(Entries from a visual dataset)

/---

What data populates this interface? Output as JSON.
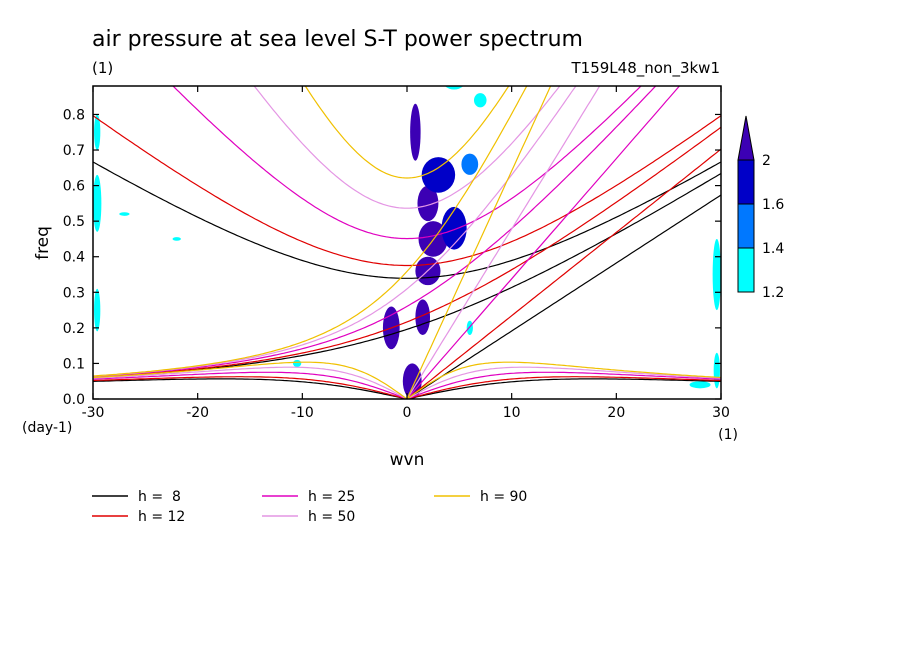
{
  "chart_data": {
    "type": "heatmap",
    "title": "air pressure at sea level S-T power spectrum",
    "subtitle_left": "(1)",
    "subtitle_right": "T159L48_non_3kw1",
    "xlabel": "wvn",
    "ylabel": "freq",
    "x_unit": "(1)",
    "y_unit": "(day-1)",
    "xlim": [
      -30,
      30
    ],
    "ylim": [
      0,
      0.88
    ],
    "xticks": [
      -30,
      -20,
      -10,
      0,
      10,
      20,
      30
    ],
    "xtick_labels": [
      "-30",
      "-20",
      "-10",
      "0",
      "10",
      "20",
      "30"
    ],
    "yticks": [
      0,
      0.1,
      0.2,
      0.3,
      0.4,
      0.5,
      0.6,
      0.7,
      0.8
    ],
    "ytick_labels": [
      "0.0",
      "0.1",
      "0.2",
      "0.3",
      "0.4",
      "0.5",
      "0.6",
      "0.7",
      "0.8"
    ],
    "colorbar": {
      "levels": [
        1.2,
        1.4,
        1.6,
        2
      ],
      "level_labels": [
        "1.2",
        "1.4",
        "1.6",
        "2"
      ],
      "colors": [
        "#00ffff",
        "#0078ff",
        "#0000c8",
        "#3c00b4"
      ]
    },
    "shaded_regions": [
      {
        "level": 2,
        "x": 0.8,
        "y": 0.75,
        "rx": 0.5,
        "ry": 0.08
      },
      {
        "level": 2,
        "x": 2.0,
        "y": 0.55,
        "rx": 1.0,
        "ry": 0.05
      },
      {
        "level": 2,
        "x": 2.5,
        "y": 0.45,
        "rx": 1.4,
        "ry": 0.05
      },
      {
        "level": 2,
        "x": 2.0,
        "y": 0.36,
        "rx": 1.2,
        "ry": 0.04
      },
      {
        "level": 2,
        "x": 1.5,
        "y": 0.23,
        "rx": 0.7,
        "ry": 0.05
      },
      {
        "level": 2,
        "x": -1.5,
        "y": 0.2,
        "rx": 0.8,
        "ry": 0.06
      },
      {
        "level": 2,
        "x": 0.5,
        "y": 0.05,
        "rx": 0.9,
        "ry": 0.05
      },
      {
        "level": 1.6,
        "x": 3.0,
        "y": 0.63,
        "rx": 1.6,
        "ry": 0.05
      },
      {
        "level": 1.6,
        "x": 4.5,
        "y": 0.48,
        "rx": 1.2,
        "ry": 0.06
      },
      {
        "level": 1.4,
        "x": 6.0,
        "y": 0.66,
        "rx": 0.8,
        "ry": 0.03
      },
      {
        "level": 1.2,
        "x": 4.5,
        "y": 0.9,
        "rx": 1.2,
        "ry": 0.03
      },
      {
        "level": 1.2,
        "x": 7.0,
        "y": 0.84,
        "rx": 0.6,
        "ry": 0.02
      },
      {
        "level": 1.2,
        "x": -29.6,
        "y": 0.55,
        "rx": 0.4,
        "ry": 0.08
      },
      {
        "level": 1.2,
        "x": -29.6,
        "y": 0.75,
        "rx": 0.3,
        "ry": 0.05
      },
      {
        "level": 1.2,
        "x": -29.6,
        "y": 0.25,
        "rx": 0.3,
        "ry": 0.06
      },
      {
        "level": 1.2,
        "x": 29.6,
        "y": 0.35,
        "rx": 0.4,
        "ry": 0.1
      },
      {
        "level": 1.2,
        "x": 29.6,
        "y": 0.08,
        "rx": 0.3,
        "ry": 0.05
      },
      {
        "level": 1.2,
        "x": 28.0,
        "y": 0.04,
        "rx": 1.0,
        "ry": 0.01
      },
      {
        "level": 1.2,
        "x": -27.0,
        "y": 0.52,
        "rx": 0.5,
        "ry": 0.005
      },
      {
        "level": 1.2,
        "x": -22.0,
        "y": 0.45,
        "rx": 0.4,
        "ry": 0.005
      },
      {
        "level": 1.2,
        "x": -10.5,
        "y": 0.1,
        "rx": 0.4,
        "ry": 0.01
      },
      {
        "level": 1.2,
        "x": 6.0,
        "y": 0.2,
        "rx": 0.3,
        "ry": 0.02
      }
    ],
    "series": [
      {
        "name": "h =  8",
        "h": 8,
        "color": "#000000"
      },
      {
        "name": "h = 12",
        "h": 12,
        "color": "#e00000"
      },
      {
        "name": "h = 25",
        "h": 25,
        "color": "#e000c0"
      },
      {
        "name": "h = 50",
        "h": 50,
        "color": "#e496e4"
      },
      {
        "name": "h = 90",
        "h": 90,
        "color": "#f0c000"
      }
    ],
    "legend_placement": "bottom",
    "grid": false
  }
}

\---

Problem requirements: Search the data for the string "name". List each line that has it.

Solution below:
        "name": "h =  8",
        "name": "h = 12",
        "name": "h = 25",
        "name": "h = 50",
        "name": "h = 90",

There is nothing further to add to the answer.